==== DATASET RECORDS ====

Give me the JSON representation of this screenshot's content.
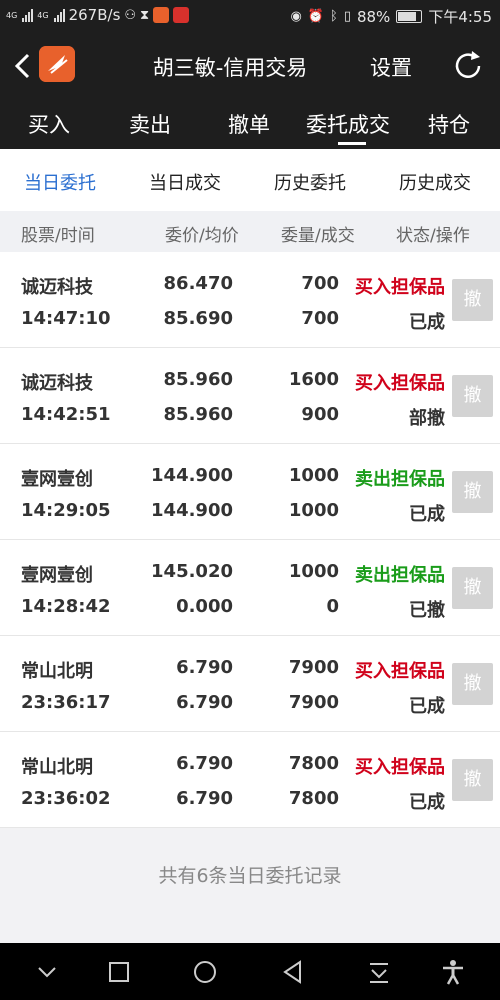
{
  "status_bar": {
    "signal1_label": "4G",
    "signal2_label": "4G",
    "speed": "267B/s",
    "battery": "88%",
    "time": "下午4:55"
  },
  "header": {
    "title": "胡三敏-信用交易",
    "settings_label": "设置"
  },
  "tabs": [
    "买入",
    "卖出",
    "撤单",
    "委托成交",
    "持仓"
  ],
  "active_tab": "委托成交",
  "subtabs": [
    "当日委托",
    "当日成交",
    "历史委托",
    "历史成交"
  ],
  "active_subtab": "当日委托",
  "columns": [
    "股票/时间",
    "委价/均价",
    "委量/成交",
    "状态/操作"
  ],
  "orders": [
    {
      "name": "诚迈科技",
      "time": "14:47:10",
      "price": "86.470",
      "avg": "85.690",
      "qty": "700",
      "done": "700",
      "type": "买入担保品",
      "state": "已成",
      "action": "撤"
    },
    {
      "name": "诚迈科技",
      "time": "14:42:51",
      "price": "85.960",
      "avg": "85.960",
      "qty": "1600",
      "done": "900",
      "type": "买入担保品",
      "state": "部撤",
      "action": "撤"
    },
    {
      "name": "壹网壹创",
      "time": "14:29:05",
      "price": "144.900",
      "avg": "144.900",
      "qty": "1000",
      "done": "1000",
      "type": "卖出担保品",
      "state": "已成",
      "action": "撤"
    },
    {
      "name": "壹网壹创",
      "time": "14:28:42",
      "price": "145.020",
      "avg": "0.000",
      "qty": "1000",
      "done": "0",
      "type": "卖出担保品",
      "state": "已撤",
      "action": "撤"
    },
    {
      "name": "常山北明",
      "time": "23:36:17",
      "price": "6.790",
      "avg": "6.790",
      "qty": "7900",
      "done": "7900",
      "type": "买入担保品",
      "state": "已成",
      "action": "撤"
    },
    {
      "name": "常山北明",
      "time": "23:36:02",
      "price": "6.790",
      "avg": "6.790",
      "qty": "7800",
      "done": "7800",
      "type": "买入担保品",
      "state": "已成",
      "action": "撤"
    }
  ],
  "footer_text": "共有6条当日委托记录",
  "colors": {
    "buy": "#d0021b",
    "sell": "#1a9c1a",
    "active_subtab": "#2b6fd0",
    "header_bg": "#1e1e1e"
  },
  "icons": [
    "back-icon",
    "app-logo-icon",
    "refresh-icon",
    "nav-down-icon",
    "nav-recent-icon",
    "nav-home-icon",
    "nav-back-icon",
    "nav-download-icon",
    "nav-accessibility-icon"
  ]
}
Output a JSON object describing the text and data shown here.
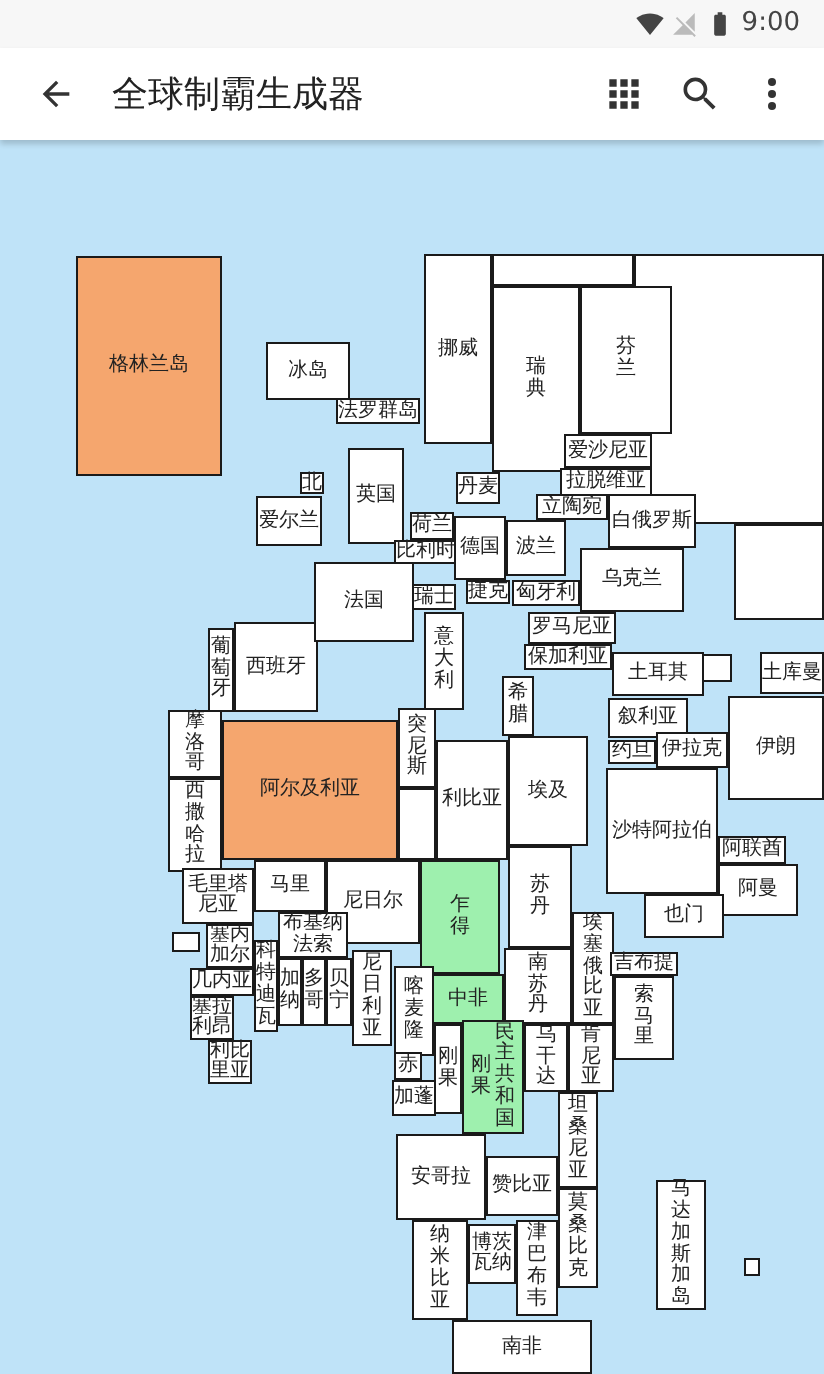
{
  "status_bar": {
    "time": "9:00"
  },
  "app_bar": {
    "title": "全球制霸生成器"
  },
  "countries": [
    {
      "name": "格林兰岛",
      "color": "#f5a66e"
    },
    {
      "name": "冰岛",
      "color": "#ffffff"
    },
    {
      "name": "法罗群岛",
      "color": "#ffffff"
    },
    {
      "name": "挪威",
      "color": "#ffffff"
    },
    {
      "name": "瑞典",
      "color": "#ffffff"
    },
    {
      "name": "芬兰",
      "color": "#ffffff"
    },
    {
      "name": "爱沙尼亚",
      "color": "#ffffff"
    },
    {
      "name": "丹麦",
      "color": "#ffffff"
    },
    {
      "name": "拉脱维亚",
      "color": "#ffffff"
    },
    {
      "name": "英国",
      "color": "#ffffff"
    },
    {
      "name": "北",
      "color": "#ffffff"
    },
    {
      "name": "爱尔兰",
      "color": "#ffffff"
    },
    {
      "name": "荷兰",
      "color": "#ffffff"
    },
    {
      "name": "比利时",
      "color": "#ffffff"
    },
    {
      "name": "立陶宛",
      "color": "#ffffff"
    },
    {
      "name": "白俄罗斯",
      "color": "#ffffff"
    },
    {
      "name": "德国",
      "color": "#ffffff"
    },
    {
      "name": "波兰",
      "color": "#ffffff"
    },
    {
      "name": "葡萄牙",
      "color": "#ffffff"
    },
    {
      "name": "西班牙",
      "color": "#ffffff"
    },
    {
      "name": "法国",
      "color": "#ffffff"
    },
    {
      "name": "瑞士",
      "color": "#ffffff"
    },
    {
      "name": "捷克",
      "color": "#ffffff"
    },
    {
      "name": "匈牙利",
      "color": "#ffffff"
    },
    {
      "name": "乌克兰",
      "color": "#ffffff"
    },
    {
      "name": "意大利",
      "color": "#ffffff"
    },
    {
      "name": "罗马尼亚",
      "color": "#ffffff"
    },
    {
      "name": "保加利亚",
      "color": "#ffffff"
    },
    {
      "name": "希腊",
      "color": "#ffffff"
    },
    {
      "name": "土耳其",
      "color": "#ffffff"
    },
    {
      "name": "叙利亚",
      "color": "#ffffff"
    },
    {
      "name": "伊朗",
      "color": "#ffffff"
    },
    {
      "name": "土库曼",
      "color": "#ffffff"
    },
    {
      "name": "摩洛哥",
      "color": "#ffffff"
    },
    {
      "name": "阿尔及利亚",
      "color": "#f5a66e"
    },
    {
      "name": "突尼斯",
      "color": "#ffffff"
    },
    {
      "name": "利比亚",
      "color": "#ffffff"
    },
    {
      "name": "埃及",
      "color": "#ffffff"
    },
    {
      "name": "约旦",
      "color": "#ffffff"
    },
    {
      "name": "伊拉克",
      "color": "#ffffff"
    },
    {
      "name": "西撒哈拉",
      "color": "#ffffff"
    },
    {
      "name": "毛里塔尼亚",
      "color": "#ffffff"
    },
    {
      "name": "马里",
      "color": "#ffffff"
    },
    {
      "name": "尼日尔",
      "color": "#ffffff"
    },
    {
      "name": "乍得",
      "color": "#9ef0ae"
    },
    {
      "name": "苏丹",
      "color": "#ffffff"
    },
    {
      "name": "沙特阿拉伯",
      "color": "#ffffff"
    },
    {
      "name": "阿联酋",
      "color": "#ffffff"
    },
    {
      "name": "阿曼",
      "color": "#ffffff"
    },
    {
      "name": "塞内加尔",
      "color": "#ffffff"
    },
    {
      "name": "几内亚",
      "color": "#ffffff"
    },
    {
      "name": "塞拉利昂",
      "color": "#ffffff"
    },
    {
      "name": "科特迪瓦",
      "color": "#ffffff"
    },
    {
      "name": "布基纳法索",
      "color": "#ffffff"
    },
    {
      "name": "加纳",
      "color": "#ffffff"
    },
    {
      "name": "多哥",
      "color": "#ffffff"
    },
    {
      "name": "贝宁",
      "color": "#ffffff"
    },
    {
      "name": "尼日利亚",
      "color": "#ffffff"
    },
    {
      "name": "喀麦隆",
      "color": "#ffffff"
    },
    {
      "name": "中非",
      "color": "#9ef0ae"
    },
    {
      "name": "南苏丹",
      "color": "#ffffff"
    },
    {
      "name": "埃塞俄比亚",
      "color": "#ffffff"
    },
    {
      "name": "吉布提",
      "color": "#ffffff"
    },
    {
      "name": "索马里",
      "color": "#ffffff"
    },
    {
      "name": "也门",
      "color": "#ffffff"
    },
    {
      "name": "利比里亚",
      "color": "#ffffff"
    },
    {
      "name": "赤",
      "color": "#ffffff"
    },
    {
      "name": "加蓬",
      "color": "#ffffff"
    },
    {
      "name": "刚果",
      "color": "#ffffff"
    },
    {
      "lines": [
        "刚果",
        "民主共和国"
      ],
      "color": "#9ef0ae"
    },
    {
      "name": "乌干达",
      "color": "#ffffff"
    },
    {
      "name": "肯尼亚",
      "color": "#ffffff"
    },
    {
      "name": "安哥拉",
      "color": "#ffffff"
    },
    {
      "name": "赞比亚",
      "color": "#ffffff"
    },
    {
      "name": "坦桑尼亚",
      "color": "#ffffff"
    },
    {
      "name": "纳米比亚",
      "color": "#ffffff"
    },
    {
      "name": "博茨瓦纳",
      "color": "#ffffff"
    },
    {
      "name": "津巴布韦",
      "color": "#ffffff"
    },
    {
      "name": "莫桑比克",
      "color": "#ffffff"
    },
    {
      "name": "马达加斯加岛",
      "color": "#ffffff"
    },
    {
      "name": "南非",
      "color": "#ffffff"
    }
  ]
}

====

> [WHAT IS ASKED]
Your answer should be a single number: the count of lines in the data that include the word "price".

> [EXERCISE ANSWER]
6